━━━ DATASET
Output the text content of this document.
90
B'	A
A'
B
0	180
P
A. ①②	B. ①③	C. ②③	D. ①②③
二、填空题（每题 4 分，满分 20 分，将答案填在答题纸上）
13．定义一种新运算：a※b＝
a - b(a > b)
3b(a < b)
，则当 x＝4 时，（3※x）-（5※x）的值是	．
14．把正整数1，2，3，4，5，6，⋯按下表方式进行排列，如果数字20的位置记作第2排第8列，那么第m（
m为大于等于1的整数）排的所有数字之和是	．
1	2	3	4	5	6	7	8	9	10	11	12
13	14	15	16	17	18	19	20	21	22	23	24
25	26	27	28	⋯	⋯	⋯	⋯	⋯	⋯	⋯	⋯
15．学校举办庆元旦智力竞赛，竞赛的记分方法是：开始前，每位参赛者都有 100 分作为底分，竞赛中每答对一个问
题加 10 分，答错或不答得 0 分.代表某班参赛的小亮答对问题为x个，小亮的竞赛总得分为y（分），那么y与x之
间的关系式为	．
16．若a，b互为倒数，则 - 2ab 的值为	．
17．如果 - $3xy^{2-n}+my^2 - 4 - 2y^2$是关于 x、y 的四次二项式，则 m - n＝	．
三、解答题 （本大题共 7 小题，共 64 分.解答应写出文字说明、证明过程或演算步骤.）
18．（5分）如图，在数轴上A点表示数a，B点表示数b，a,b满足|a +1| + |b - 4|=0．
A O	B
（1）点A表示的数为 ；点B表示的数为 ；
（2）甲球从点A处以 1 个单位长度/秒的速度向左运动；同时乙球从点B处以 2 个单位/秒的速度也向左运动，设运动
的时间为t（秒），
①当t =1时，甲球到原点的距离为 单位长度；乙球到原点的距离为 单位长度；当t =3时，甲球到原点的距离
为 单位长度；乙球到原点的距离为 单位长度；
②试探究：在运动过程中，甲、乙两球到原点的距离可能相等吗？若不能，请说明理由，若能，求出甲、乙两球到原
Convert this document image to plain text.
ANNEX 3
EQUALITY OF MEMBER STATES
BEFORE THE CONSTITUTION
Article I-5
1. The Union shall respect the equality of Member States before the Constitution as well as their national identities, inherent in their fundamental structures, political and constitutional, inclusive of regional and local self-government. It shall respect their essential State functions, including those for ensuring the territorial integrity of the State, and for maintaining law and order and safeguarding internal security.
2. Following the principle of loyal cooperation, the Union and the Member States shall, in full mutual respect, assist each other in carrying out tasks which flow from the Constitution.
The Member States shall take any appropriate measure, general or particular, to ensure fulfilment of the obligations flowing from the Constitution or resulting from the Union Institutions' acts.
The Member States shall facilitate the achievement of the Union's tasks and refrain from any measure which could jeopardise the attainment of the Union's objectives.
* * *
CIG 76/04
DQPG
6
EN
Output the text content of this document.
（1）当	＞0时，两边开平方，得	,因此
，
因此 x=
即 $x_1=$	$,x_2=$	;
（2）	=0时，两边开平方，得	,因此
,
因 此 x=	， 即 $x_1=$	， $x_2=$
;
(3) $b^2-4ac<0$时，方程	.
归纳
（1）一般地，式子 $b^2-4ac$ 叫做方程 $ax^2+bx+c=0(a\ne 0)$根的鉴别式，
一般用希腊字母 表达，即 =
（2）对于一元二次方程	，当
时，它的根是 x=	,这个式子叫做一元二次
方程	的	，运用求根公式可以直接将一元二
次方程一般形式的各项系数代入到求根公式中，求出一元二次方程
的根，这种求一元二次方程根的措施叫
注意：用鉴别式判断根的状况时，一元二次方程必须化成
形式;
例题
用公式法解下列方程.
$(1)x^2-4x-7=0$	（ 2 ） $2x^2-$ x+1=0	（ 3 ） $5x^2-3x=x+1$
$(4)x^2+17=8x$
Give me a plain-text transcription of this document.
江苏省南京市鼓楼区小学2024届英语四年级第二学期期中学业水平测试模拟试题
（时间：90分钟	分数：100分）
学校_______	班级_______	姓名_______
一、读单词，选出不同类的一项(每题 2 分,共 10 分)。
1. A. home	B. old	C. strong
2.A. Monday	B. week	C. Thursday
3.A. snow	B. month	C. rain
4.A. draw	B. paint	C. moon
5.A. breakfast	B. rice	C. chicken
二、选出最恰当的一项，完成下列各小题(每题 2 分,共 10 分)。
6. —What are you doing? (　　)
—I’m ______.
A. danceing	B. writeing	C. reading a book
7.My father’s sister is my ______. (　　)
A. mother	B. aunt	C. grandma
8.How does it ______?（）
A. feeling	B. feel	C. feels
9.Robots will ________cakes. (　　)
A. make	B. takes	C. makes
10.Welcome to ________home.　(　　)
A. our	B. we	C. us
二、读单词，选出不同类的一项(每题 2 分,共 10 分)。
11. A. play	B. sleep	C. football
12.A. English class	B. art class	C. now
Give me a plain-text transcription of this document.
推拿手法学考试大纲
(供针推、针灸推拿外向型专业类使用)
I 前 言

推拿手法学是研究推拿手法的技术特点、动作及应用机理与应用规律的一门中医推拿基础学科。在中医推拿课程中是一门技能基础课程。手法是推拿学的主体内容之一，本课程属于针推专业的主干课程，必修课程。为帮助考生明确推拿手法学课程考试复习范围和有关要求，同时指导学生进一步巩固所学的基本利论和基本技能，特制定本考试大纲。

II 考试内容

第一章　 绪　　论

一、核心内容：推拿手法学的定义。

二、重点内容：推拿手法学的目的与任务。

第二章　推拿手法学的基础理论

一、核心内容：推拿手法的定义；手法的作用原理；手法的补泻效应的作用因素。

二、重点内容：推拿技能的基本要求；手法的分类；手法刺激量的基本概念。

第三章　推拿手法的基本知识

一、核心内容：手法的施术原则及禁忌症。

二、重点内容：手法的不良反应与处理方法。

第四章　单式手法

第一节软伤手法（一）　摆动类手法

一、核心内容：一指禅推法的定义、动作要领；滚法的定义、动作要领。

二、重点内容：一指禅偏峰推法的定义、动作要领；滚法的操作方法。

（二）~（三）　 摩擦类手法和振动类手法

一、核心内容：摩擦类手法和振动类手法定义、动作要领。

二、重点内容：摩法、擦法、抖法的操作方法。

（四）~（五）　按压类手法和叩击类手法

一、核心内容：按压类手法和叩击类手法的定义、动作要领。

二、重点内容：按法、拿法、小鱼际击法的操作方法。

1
━━━━━━
• THE PROBLEM
Word for word, quote all of the data above.

• TASK RESULT
Output the text content of this document.
90
B'	A
A'
B
0	180
P
A. ①②	B. ①③	C. ②③	D. ①②③
二、填空题（每题 4 分，满分 20 分，将答案填在答题纸上）
13．定义一种新运算：a※b＝
a - b(a > b)
3b(a < b)
，则当 x＝4 时，（3※x）-（5※x）的值是	．
14．把正整数1，2，3，4，5，6，⋯按下表方式进行排列，如果数字20的位置记作第2排第8列，那么第m（
m为大于等于1的整数）排的所有数字之和是	．
1	2	3	4	5	6	7	8	9	10	11	12
13	14	15	16	17	18	19	20	21	22	23	24
25	26	27	28	⋯	⋯	⋯	⋯	⋯	⋯	⋯	⋯
15．学校举办庆元旦智力竞赛，竞赛的记分方法是：开始前，每位参赛者都有 100 分作为底分，竞赛中每答对一个问
题加 10 分，答错或不答得 0 分.代表某班参赛的小亮答对问题为x个，小亮的竞赛总得分为y（分），那么y与x之
间的关系式为	．
16．若a，b互为倒数，则 - 2ab 的值为	．
17．如果 - $3xy^{2-n}+my^2 - 4 - 2y^2$是关于 x、y 的四次二项式，则 m - n＝	．
三、解答题 （本大题共 7 小题，共 64 分.解答应写出文字说明、证明过程或演算步骤.）
18．（5分）如图，在数轴上A点表示数a，B点表示数b，a,b满足|a +1| + |b - 4|=0．
A O	B
（1）点A表示的数为 ；点B表示的数为 ；
（2）甲球从点A处以 1 个单位长度/秒的速度向左运动；同时乙球从点B处以 2 个单位/秒的速度也向左运动，设运动
的时间为t（秒），
①当t =1时，甲球到原点的距离为 单位长度；乙球到原点的距离为 单位长度；当t =3时，甲球到原点的距离
为 单位长度；乙球到原点的距离为 单位长度；
②试探究：在运动过程中，甲、乙两球到原点的距离可能相等吗？若不能，请说明理由，若能，求出甲、乙两球到原
Convert this document image to plain text.
ANNEX 3
EQUALITY OF MEMBER STATES
BEFORE THE CONSTITUTION
Article I-5
1. The Union shall respect the equality of Member States before the Constitution as well as their national identities, inherent in their fundamental structures, political and constitutional, inclusive of regional and local self-government. It shall respect their essential State functions, including those for ensuring the territorial integrity of the State, and for maintaining law and order and safeguarding internal security.
2. Following the principle of loyal cooperation, the Union and the Member States shall, in full mutual respect, assist each other in carrying out tasks which flow from the Constitution.
The Member States shall take any appropriate measure, general or particular, to ensure fulfilment of the obligations flowing from the Constitution or resulting from the Union Institutions' acts.
The Member States shall facilitate the achievement of the Union's tasks and refrain from any measure which could jeopardise the attainment of the Union's objectives.
* * *
CIG 76/04
DQPG
6
EN
Output the text content of this document.
（1）当	＞0时，两边开平方，得	,因此
，
因此 x=
即 $x_1=$	$,x_2=$	;
（2）	=0时，两边开平方，得	,因此
,
因 此 x=	， 即 $x_1=$	， $x_2=$
;
(3) $b^2-4ac<0$时，方程	.
归纳
（1）一般地，式子 $b^2-4ac$ 叫做方程 $ax^2+bx+c=0(a\ne 0)$根的鉴别式，
一般用希腊字母 表达，即 =
（2）对于一元二次方程	，当
时，它的根是 x=	,这个式子叫做一元二次
方程	的	，运用求根公式可以直接将一元二
次方程一般形式的各项系数代入到求根公式中，求出一元二次方程
的根，这种求一元二次方程根的措施叫
注意：用鉴别式判断根的状况时，一元二次方程必须化成
形式;
例题
用公式法解下列方程.
$(1)x^2-4x-7=0$	（ 2 ） $2x^2-$ x+1=0	（ 3 ） $5x^2-3x=x+1$
$(4)x^2+17=8x$
Give me a plain-text transcription of this document.
江苏省南京市鼓楼区小学2024届英语四年级第二学期期中学业水平测试模拟试题
（时间：90分钟	分数：100分）
学校_______	班级_______	姓名_______
一、读单词，选出不同类的一项(每题 2 分,共 10 分)。
1. A. home	B. old	C. strong
2.A. Monday	B. week	C. Thursday
3.A. snow	B. month	C. rain
4.A. draw	B. paint	C. moon
5.A. breakfast	B. rice	C. chicken
二、选出最恰当的一项，完成下列各小题(每题 2 分,共 10 分)。
6. —What are you doing? (　　)
—I’m ______.
A. danceing	B. writeing	C. reading a book
7.My father’s sister is my ______. (　　)
A. mother	B. aunt	C. grandma
8.How does it ______?（）
A. feeling	B. feel	C. feels
9.Robots will ________cakes. (　　)
A. make	B. takes	C. makes
10.Welcome to ________home.　(　　)
A. our	B. we	C. us
二、读单词，选出不同类的一项(每题 2 分,共 10 分)。
11. A. play	B. sleep	C. football
12.A. English class	B. art class	C. now
Give me a plain-text transcription of this document.
推拿手法学考试大纲
(供针推、针灸推拿外向型专业类使用)
I 前 言

推拿手法学是研究推拿手法的技术特点、动作及应用机理与应用规律的一门中医推拿基础学科。在中医推拿课程中是一门技能基础课程。手法是推拿学的主体内容之一，本课程属于针推专业的主干课程，必修课程。为帮助考生明确推拿手法学课程考试复习范围和有关要求，同时指导学生进一步巩固所学的基本利论和基本技能，特制定本考试大纲。

II 考试内容

第一章　 绪　　论

一、核心内容：推拿手法学的定义。

二、重点内容：推拿手法学的目的与任务。

第二章　推拿手法学的基础理论

一、核心内容：推拿手法的定义；手法的作用原理；手法的补泻效应的作用因素。

二、重点内容：推拿技能的基本要求；手法的分类；手法刺激量的基本概念。

第三章　推拿手法的基本知识

一、核心内容：手法的施术原则及禁忌症。

二、重点内容：手法的不良反应与处理方法。

第四章　单式手法

第一节软伤手法（一）　摆动类手法

一、核心内容：一指禅推法的定义、动作要领；滚法的定义、动作要领。

二、重点内容：一指禅偏峰推法的定义、动作要领；滚法的操作方法。

（二）~（三）　 摩擦类手法和振动类手法

一、核心内容：摩擦类手法和振动类手法定义、动作要领。

二、重点内容：摩法、擦法、抖法的操作方法。

（四）~（五）　按压类手法和叩击类手法

一、核心内容：按压类手法和叩击类手法的定义、动作要领。

二、重点内容：按法、拿法、小鱼际击法的操作方法。

1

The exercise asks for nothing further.